Short exercise:
Copy the lines that follow, keeping every character the same.

Data for this task:
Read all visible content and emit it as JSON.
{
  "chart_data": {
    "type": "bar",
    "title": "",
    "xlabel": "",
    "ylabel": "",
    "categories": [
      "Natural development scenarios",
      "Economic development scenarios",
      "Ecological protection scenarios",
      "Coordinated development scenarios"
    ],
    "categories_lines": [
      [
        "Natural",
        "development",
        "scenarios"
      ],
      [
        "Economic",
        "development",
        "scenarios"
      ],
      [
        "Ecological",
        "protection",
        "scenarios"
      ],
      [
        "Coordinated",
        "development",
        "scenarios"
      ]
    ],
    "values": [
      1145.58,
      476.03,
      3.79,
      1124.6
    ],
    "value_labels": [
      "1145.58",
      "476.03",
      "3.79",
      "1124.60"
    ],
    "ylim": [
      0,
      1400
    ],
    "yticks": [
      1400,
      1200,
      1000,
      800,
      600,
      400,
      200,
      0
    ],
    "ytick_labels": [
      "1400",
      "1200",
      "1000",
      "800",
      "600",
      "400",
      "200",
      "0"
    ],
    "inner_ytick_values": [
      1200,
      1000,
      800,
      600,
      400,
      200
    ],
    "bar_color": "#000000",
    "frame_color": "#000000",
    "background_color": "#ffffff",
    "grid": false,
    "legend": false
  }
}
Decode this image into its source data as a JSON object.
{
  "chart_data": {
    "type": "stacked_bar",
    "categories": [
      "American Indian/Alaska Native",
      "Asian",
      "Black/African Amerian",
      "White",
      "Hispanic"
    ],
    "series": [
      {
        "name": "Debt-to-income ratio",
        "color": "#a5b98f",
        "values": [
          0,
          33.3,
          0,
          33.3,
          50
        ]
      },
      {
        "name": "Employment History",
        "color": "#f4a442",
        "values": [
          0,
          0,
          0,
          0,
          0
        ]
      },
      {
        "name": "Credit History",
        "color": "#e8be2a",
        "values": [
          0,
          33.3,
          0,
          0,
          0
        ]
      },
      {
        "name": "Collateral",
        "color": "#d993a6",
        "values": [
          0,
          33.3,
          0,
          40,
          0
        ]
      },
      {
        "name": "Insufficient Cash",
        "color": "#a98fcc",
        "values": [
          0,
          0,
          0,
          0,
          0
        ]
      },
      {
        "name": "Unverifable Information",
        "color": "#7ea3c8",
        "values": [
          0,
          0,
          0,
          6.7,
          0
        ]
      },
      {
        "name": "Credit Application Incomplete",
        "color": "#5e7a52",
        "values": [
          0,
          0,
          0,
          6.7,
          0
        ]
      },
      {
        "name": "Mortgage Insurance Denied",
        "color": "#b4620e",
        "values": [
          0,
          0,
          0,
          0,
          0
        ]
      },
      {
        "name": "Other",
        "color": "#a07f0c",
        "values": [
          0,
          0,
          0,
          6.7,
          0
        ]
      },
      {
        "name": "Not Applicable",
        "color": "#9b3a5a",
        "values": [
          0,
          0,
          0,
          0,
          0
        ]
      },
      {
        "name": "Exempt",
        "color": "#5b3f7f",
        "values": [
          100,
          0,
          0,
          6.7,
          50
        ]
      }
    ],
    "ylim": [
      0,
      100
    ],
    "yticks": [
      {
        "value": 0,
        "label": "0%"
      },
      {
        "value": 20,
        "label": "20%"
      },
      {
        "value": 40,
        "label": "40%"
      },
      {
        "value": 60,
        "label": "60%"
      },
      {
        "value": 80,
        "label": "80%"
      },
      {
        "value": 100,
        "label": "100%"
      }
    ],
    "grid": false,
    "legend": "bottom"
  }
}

The completed task:
Read all visible content and emit it as JSON.
{
  "chart_data": {
    "type": "bar",
    "title": "",
    "xlabel": "",
    "ylabel": "",
    "categories": [
      "Natural development scenarios",
      "Economic development scenarios",
      "Ecological protection scenarios",
      "Coordinated development scenarios"
    ],
    "categories_lines": [
      [
        "Natural",
        "development",
        "scenarios"
      ],
      [
        "Economic",
        "development",
        "scenarios"
      ],
      [
        "Ecological",
        "protection",
        "scenarios"
      ],
      [
        "Coordinated",
        "development",
        "scenarios"
      ]
    ],
    "values": [
      1145.58,
      476.03,
      3.79,
      1124.6
    ],
    "value_labels": [
      "1145.58",
      "476.03",
      "3.79",
      "1124.60"
    ],
    "ylim": [
      0,
      1400
    ],
    "yticks": [
      1400,
      1200,
      1000,
      800,
      600,
      400,
      200,
      0
    ],
    "ytick_labels": [
      "1400",
      "1200",
      "1000",
      "800",
      "600",
      "400",
      "200",
      "0"
    ],
    "inner_ytick_values": [
      1200,
      1000,
      800,
      600,
      400,
      200
    ],
    "bar_color": "#000000",
    "frame_color": "#000000",
    "background_color": "#ffffff",
    "grid": false,
    "legend": false
  }
}
Decode this image into its source data as a JSON object.
{
  "chart_data": {
    "type": "stacked_bar",
    "categories": [
      "American Indian/Alaska Native",
      "Asian",
      "Black/African Amerian",
      "White",
      "Hispanic"
    ],
    "series": [
      {
        "name": "Debt-to-income ratio",
        "color": "#a5b98f",
        "values": [
          0,
          33.3,
          0,
          33.3,
          50
        ]
      },
      {
        "name": "Employment History",
        "color": "#f4a442",
        "values": [
          0,
          0,
          0,
          0,
          0
        ]
      },
      {
        "name": "Credit History",
        "color": "#e8be2a",
        "values": [
          0,
          33.3,
          0,
          0,
          0
        ]
      },
      {
        "name": "Collateral",
        "color": "#d993a6",
        "values": [
          0,
          33.3,
          0,
          40,
          0
        ]
      },
      {
        "name": "Insufficient Cash",
        "color": "#a98fcc",
        "values": [
          0,
          0,
          0,
          0,
          0
        ]
      },
      {
        "name": "Unverifable Information",
        "color": "#7ea3c8",
        "values": [
          0,
          0,
          0,
          6.7,
          0
        ]
      },
      {
        "name": "Credit Application Incomplete",
        "color": "#5e7a52",
        "values": [
          0,
          0,
          0,
          6.7,
          0
        ]
      },
      {
        "name": "Mortgage Insurance Denied",
        "color": "#b4620e",
        "values": [
          0,
          0,
          0,
          0,
          0
        ]
      },
      {
        "name": "Other",
        "color": "#a07f0c",
        "values": [
          0,
          0,
          0,
          6.7,
          0
        ]
      },
      {
        "name": "Not Applicable",
        "color": "#9b3a5a",
        "values": [
          0,
          0,
          0,
          0,
          0
        ]
      },
      {
        "name": "Exempt",
        "color": "#5b3f7f",
        "values": [
          100,
          0,
          0,
          6.7,
          50
        ]
      }
    ],
    "ylim": [
      0,
      100
    ],
    "yticks": [
      {
        "value": 0,
        "label": "0%"
      },
      {
        "value": 20,
        "label": "20%"
      },
      {
        "value": 40,
        "label": "40%"
      },
      {
        "value": 60,
        "label": "60%"
      },
      {
        "value": 80,
        "label": "80%"
      },
      {
        "value": 100,
        "label": "100%"
      }
    ],
    "grid": false,
    "legend": "bottom"
  }
}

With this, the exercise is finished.